- DIRECTIONS FOR THIS TASK
Extract every one of the entries below and reproduce each line unchanged.

- DATA LISTING
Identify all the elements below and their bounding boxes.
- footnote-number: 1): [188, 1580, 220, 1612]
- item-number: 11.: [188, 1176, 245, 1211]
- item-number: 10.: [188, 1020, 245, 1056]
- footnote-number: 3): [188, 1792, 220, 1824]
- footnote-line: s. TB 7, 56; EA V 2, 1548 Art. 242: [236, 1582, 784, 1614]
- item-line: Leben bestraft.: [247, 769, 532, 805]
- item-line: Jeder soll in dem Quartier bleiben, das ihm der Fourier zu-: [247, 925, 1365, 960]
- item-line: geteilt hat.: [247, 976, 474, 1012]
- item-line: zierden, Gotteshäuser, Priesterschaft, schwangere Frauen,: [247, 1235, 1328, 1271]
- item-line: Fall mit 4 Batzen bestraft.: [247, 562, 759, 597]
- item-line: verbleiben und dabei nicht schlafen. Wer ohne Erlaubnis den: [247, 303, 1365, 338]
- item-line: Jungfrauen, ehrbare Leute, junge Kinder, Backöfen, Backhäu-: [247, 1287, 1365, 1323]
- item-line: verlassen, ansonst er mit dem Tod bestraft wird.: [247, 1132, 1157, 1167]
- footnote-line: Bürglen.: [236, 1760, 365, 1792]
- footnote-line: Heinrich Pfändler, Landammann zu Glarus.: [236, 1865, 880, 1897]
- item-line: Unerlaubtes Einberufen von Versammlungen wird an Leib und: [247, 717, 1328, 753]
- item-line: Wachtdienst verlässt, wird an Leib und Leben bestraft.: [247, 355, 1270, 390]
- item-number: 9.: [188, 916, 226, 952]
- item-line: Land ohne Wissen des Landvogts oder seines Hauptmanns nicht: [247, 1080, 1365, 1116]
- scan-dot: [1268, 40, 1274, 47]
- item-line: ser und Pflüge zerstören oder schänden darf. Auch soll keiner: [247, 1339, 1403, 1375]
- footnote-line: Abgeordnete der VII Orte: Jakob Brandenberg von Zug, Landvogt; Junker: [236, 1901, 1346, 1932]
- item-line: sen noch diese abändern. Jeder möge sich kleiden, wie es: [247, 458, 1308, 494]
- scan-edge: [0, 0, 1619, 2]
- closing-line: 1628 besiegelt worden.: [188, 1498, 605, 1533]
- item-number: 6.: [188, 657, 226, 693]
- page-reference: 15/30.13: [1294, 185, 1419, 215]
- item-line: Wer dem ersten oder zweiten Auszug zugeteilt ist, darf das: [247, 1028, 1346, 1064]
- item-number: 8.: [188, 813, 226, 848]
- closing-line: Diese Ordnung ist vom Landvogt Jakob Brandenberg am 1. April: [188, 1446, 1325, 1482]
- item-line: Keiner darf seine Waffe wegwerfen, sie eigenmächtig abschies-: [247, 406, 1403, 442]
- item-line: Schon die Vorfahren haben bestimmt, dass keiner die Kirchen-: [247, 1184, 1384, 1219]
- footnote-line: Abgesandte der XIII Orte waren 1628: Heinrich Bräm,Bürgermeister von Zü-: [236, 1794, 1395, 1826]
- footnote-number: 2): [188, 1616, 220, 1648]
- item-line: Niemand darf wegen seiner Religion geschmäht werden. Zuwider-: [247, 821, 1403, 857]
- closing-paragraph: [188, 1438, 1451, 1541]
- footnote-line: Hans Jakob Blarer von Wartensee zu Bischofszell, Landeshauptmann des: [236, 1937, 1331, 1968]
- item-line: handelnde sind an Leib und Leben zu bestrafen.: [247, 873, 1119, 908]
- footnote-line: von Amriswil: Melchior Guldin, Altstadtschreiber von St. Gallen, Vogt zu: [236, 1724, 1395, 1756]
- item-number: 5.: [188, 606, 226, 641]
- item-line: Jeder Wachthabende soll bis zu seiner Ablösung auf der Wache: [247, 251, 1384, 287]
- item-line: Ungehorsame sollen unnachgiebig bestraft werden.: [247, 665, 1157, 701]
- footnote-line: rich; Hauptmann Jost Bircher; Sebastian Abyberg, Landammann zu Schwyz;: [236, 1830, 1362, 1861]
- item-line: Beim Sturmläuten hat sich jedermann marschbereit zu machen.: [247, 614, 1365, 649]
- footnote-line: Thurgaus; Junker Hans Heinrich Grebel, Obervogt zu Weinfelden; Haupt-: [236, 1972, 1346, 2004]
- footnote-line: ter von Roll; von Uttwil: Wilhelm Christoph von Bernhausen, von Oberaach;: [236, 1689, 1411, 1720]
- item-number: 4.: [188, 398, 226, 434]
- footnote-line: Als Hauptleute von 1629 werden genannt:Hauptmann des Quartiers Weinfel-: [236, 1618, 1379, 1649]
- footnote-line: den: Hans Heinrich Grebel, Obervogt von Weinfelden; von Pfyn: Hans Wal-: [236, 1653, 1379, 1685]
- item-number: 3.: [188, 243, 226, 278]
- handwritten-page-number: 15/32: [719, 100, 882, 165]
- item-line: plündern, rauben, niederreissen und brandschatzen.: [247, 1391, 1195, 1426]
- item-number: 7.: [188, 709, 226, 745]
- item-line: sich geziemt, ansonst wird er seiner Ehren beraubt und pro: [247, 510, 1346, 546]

- SOLUTION TO THE EXERCISE
Identify all the elements below and their bounding boxes.
- footnote-number: 1): [188, 1580, 220, 1612]
- item-number: 11.: [188, 1176, 245, 1211]
- item-number: 10.: [188, 1020, 245, 1056]
- footnote-number: 3): [188, 1792, 220, 1824]
- footnote-line: s. TB 7, 56; EA V 2, 1548 Art. 242: [236, 1582, 784, 1614]
- item-line: Leben bestraft.: [247, 769, 532, 805]
- item-line: Jeder soll in dem Quartier bleiben, das ihm der Fourier zu-: [247, 925, 1365, 960]
- item-line: geteilt hat.: [247, 976, 474, 1012]
- item-line: zierden, Gotteshäuser, Priesterschaft, schwangere Frauen,: [247, 1235, 1328, 1271]
- item-line: Fall mit 4 Batzen bestraft.: [247, 562, 759, 597]
- item-line: verbleiben und dabei nicht schlafen. Wer ohne Erlaubnis den: [247, 303, 1365, 338]
- item-line: Jungfrauen, ehrbare Leute, junge Kinder, Backöfen, Backhäu-: [247, 1287, 1365, 1323]
- item-line: verlassen, ansonst er mit dem Tod bestraft wird.: [247, 1132, 1157, 1167]
- footnote-line: Bürglen.: [236, 1760, 365, 1792]
- footnote-line: Heinrich Pfändler, Landammann zu Glarus.: [236, 1865, 880, 1897]
- item-line: Unerlaubtes Einberufen von Versammlungen wird an Leib und: [247, 717, 1328, 753]
- item-line: Wachtdienst verlässt, wird an Leib und Leben bestraft.: [247, 355, 1270, 390]
- item-number: 9.: [188, 916, 226, 952]
- item-line: Land ohne Wissen des Landvogts oder seines Hauptmanns nicht: [247, 1080, 1365, 1116]
- scan-dot: [1268, 40, 1274, 47]
- item-line: ser und Pflüge zerstören oder schänden darf. Auch soll keiner: [247, 1339, 1403, 1375]
- footnote-line: Abgeordnete der VII Orte: Jakob Brandenberg von Zug, Landvogt; Junker: [236, 1901, 1346, 1932]
- item-line: sen noch diese abändern. Jeder möge sich kleiden, wie es: [247, 458, 1308, 494]
- scan-edge: [0, 0, 1619, 2]
- closing-line: 1628 besiegelt worden.: [188, 1498, 605, 1533]
- item-number: 6.: [188, 657, 226, 693]
- page-reference: 15/30.13: [1294, 185, 1419, 215]
- item-line: Wer dem ersten oder zweiten Auszug zugeteilt ist, darf das: [247, 1028, 1346, 1064]
- item-number: 8.: [188, 813, 226, 848]
- closing-line: Diese Ordnung ist vom Landvogt Jakob Brandenberg am 1. April: [188, 1446, 1325, 1482]
- item-line: Keiner darf seine Waffe wegwerfen, sie eigenmächtig abschies-: [247, 406, 1403, 442]
- item-line: Schon die Vorfahren haben bestimmt, dass keiner die Kirchen-: [247, 1184, 1384, 1219]
- footnote-line: Abgesandte der XIII Orte waren 1628: Heinrich Bräm,Bürgermeister von Zü-: [236, 1794, 1395, 1826]
- footnote-number: 2): [188, 1616, 220, 1648]
- item-line: Niemand darf wegen seiner Religion geschmäht werden. Zuwider-: [247, 821, 1403, 857]
- closing-paragraph: [188, 1438, 1451, 1541]
- footnote-line: Hans Jakob Blarer von Wartensee zu Bischofszell, Landeshauptmann des: [236, 1937, 1331, 1968]
- item-line: handelnde sind an Leib und Leben zu bestrafen.: [247, 873, 1119, 908]
- footnote-line: von Amriswil: Melchior Guldin, Altstadtschreiber von St. Gallen, Vogt zu: [236, 1724, 1395, 1756]
- item-number: 5.: [188, 606, 226, 641]
- item-line: Jeder Wachthabende soll bis zu seiner Ablösung auf der Wache: [247, 251, 1384, 287]
- item-line: Ungehorsame sollen unnachgiebig bestraft werden.: [247, 665, 1157, 701]
- footnote-line: rich; Hauptmann Jost Bircher; Sebastian Abyberg, Landammann zu Schwyz;: [236, 1830, 1362, 1861]
- item-line: Beim Sturmläuten hat sich jedermann marschbereit zu machen.: [247, 614, 1365, 649]
- footnote-line: Thurgaus; Junker Hans Heinrich Grebel, Obervogt zu Weinfelden; Haupt-: [236, 1972, 1346, 2004]
- footnote-line: ter von Roll; von Uttwil: Wilhelm Christoph von Bernhausen, von Oberaach;: [236, 1689, 1411, 1720]
- item-number: 4.: [188, 398, 226, 434]
- footnote-line: Als Hauptleute von 1629 werden genannt:Hauptmann des Quartiers Weinfel-: [236, 1618, 1379, 1649]
- footnote-line: den: Hans Heinrich Grebel, Obervogt von Weinfelden; von Pfyn: Hans Wal-: [236, 1653, 1379, 1685]
- item-number: 3.: [188, 243, 226, 278]
- handwritten-page-number: 15/32: [719, 100, 882, 165]
- item-line: plündern, rauben, niederreissen und brandschatzen.: [247, 1391, 1195, 1426]
- item-number: 7.: [188, 709, 226, 745]
- item-line: sich geziemt, ansonst wird er seiner Ehren beraubt und pro: [247, 510, 1346, 546]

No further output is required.